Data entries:
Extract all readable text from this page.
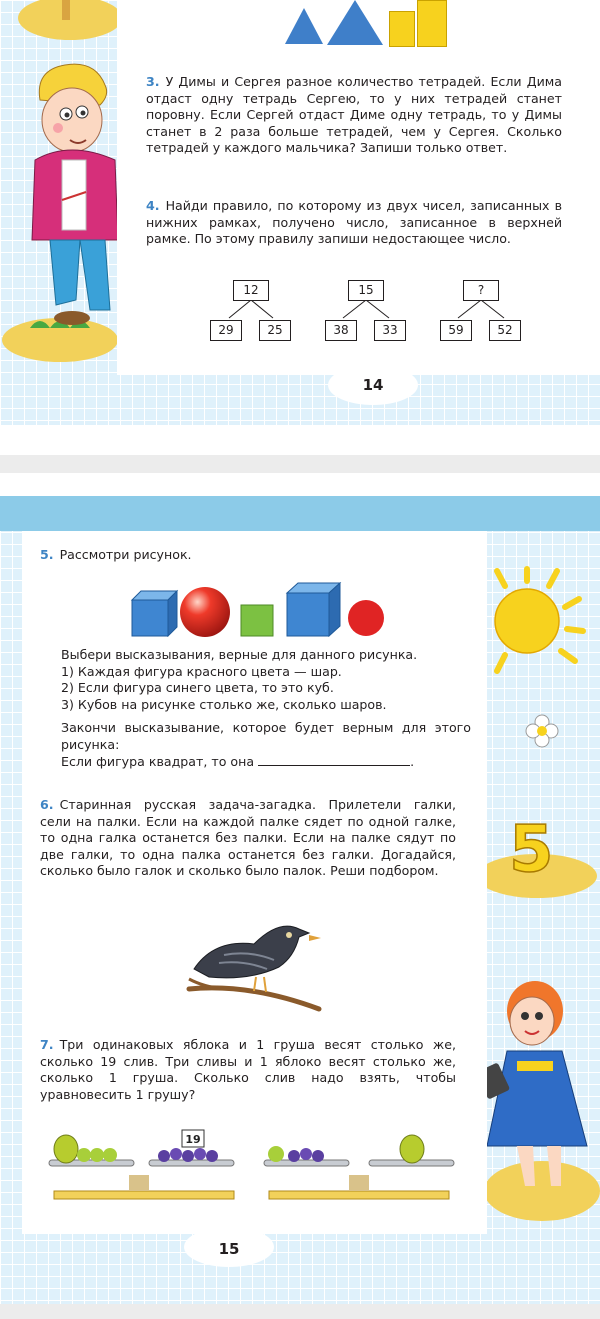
3. У Димы и Сергея разное количество тетрадей. Если Дима отдаст одну тетрадь Сергею, то у них тетрадей станет поровну. Если Сергей отдаст Диме одну тетрадь, то у Димы станет в 2 раза больше тетрадей, чем у Сергея. Сколько тетрадей у каждого мальчика? Запиши только ответ.

4. Найди правило, по которому из двух чисел, записанных в нижних рамках, получено число, записанное в верхней рамке. По этому правилу запиши недостающее число.

12
29	25
15
38	33
?
59	52
14
5

5. Рассмотри рисунок.

Выбери высказывания, верные для данного рисунка.

1) Каждая фигура красного цвета — шар.

2) Если фигура синего цвета, то это куб.

3) Кубов на рисунке столько же, сколько шаров.

Закончи высказывание, которое будет верным для этого рисунка:

Если фигура квадрат, то она	.

6. Старинная русская задача-загадка. Прилетели галки, сели на палки. Если на каждой палке сядет по одной галке, то одна галка останется без палки. Если на палке сядут по две галки, то одна палка останется без галки. Догадайся, сколько было галок и сколько было палок. Реши подбором.

7. Три одинаковых яблока и 1 груша весят столько же, сколько 19 слив. Три сливы и 1 яблоко весят столько же, сколько 1 груша. Сколько слив надо взять, чтобы уравновесить 1 грушу?

19
15
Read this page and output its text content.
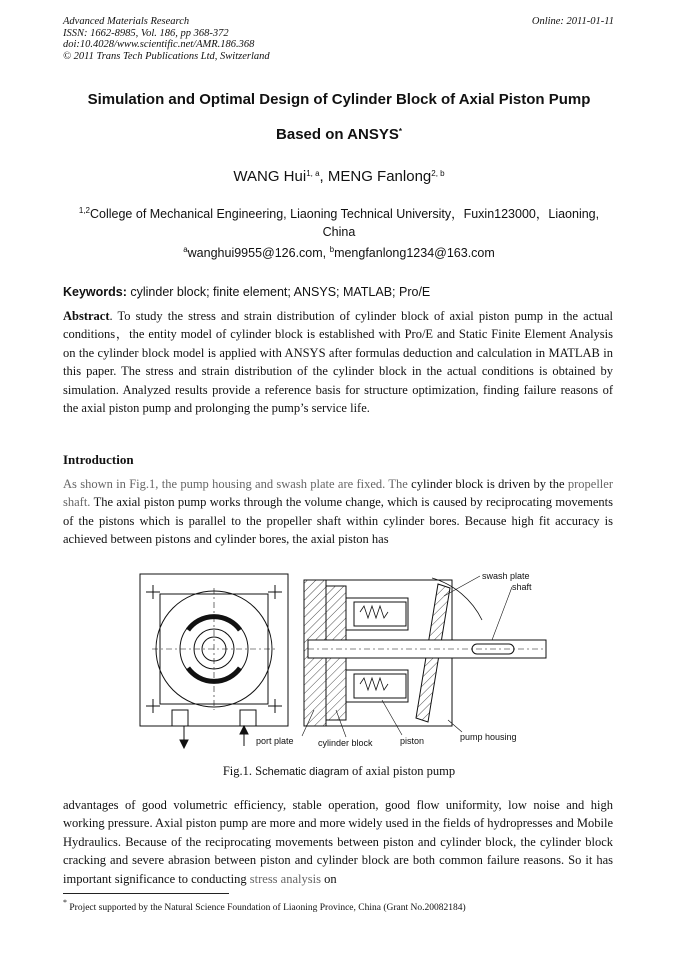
Advanced Materials Research
ISSN: 1662-8985, Vol. 186, pp 368-372
doi:10.4028/www.scientific.net/AMR.186.368
© 2011 Trans Tech Publications Ltd, Switzerland
Online: 2011-01-11
Simulation and Optimal Design of Cylinder Block of Axial Piston Pump
Based on ANSYS*
WANG Hui$^{1, a}$, MENG Fanlong$^{2, b}$
$^{1,2}$College of Mechanical Engineering, Liaoning Technical University，Fuxin123000，Liaoning, China
$^a$wanghui9955@126.com, $^b$mengfanlong1234@163.com
Keywords: cylinder block; finite element; ANSYS; MATLAB; Pro/E
Abstract. To study the stress and strain distribution of cylinder block of axial piston pump in the actual conditions，the entity model of cylinder block is established with Pro/E and Static Finite Element Analysis on the cylinder block model is applied with ANSYS after formulas deduction and calculation in MATLAB in this paper. The stress and strain distribution of the cylinder block in the actual conditions is obtained by simulation. Analyzed results provide a reference basis for structure optimization, finding failure reasons of the axial piston pump and prolonging the pump’s service life.
Introduction
As shown in Fig.1, the pump housing and swash plate are fixed. The cylinder block is driven by the propeller shaft. The axial piston pump works through the volume change, which is caused by reciprocating movements of the pistons which is parallel to the propeller shaft within cylinder bores. Because high fit accuracy is achieved between pistons and cylinder bores, the axial piston has
swash plate
shaft
port plate	cylinder block	piston	pump housing
Fig.1. Schematic diagram of axial piston pump
advantages of good volumetric efficiency, stable operation, good flow uniformity, low noise and high working pressure. Axial piston pump are more and more widely used in the fields of hydropresses and Mobile Hydraulics. Because of the reciprocating movements between piston and cylinder block, the cylinder block cracking and severe abrasion between piston and cylinder block are both common failure reasons. So it has important significance to conducting stress analysis on
* Project supported by the Natural Science Foundation of Liaoning Province, China (Grant No.20082184)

◆ Task:
Every line should be retyped exactly, with the pictures omitted.

◆ Final result:
Extract all readable text from this page.
3. У Димы и Сергея разное количество тетрадей. Если Дима отдаст одну тетрадь Сергею, то у них тетрадей станет поровну. Если Сергей отдаст Диме одну тетрадь, то у Димы станет в 2 раза больше тетрадей, чем у Сергея. Сколько тетрадей у каждого мальчика? Запиши только ответ.

4. Найди правило, по которому из двух чисел, записанных в нижних рамках, получено число, записанное в верхней рамке. По этому правилу запиши недостающее число.

12
29	25
15
38	33
?
59	52
14
5

5. Рассмотри рисунок.

Выбери высказывания, верные для данного рисунка.

1) Каждая фигура красного цвета — шар.

2) Если фигура синего цвета, то это куб.

3) Кубов на рисунке столько же, сколько шаров.

Закончи высказывание, которое будет верным для этого рисунка:

Если фигура квадрат, то она	.

6. Старинная русская задача-загадка. Прилетели галки, сели на палки. Если на каждой палке сядет по одной галке, то одна галка останется без палки. Если на палке сядут по две галки, то одна палка останется без галки. Догадайся, сколько было галок и сколько было палок. Реши подбором.

7. Три одинаковых яблока и 1 груша весят столько же, сколько 19 слив. Три сливы и 1 яблоко весят столько же, сколько 1 груша. Сколько слив надо взять, чтобы уравновесить 1 грушу?

19
15
Read this page and output its text content.
Advanced Materials Research
ISSN: 1662-8985, Vol. 186, pp 368-372
doi:10.4028/www.scientific.net/AMR.186.368
© 2011 Trans Tech Publications Ltd, Switzerland
Online: 2011-01-11
Simulation and Optimal Design of Cylinder Block of Axial Piston Pump
Based on ANSYS*
WANG Hui$^{1, a}$, MENG Fanlong$^{2, b}$
$^{1,2}$College of Mechanical Engineering, Liaoning Technical University，Fuxin123000，Liaoning, China
$^a$wanghui9955@126.com, $^b$mengfanlong1234@163.com
Keywords: cylinder block; finite element; ANSYS; MATLAB; Pro/E
Abstract. To study the stress and strain distribution of cylinder block of axial piston pump in the actual conditions，the entity model of cylinder block is established with Pro/E and Static Finite Element Analysis on the cylinder block model is applied with ANSYS after formulas deduction and calculation in MATLAB in this paper. The stress and strain distribution of the cylinder block in the actual conditions is obtained by simulation. Analyzed results provide a reference basis for structure optimization, finding failure reasons of the axial piston pump and prolonging the pump’s service life.
Introduction
As shown in Fig.1, the pump housing and swash plate are fixed. The cylinder block is driven by the propeller shaft. The axial piston pump works through the volume change, which is caused by reciprocating movements of the pistons which is parallel to the propeller shaft within cylinder bores. Because high fit accuracy is achieved between pistons and cylinder bores, the axial piston has
swash plate
shaft
port plate	cylinder block	piston	pump housing
Fig.1. Schematic diagram of axial piston pump
advantages of good volumetric efficiency, stable operation, good flow uniformity, low noise and high working pressure. Axial piston pump are more and more widely used in the fields of hydropresses and Mobile Hydraulics. Because of the reciprocating movements between piston and cylinder block, the cylinder block cracking and severe abrasion between piston and cylinder block are both common failure reasons. So it has important significance to conducting stress analysis on
* Project supported by the Natural Science Foundation of Liaoning Province, China (Grant No.20082184)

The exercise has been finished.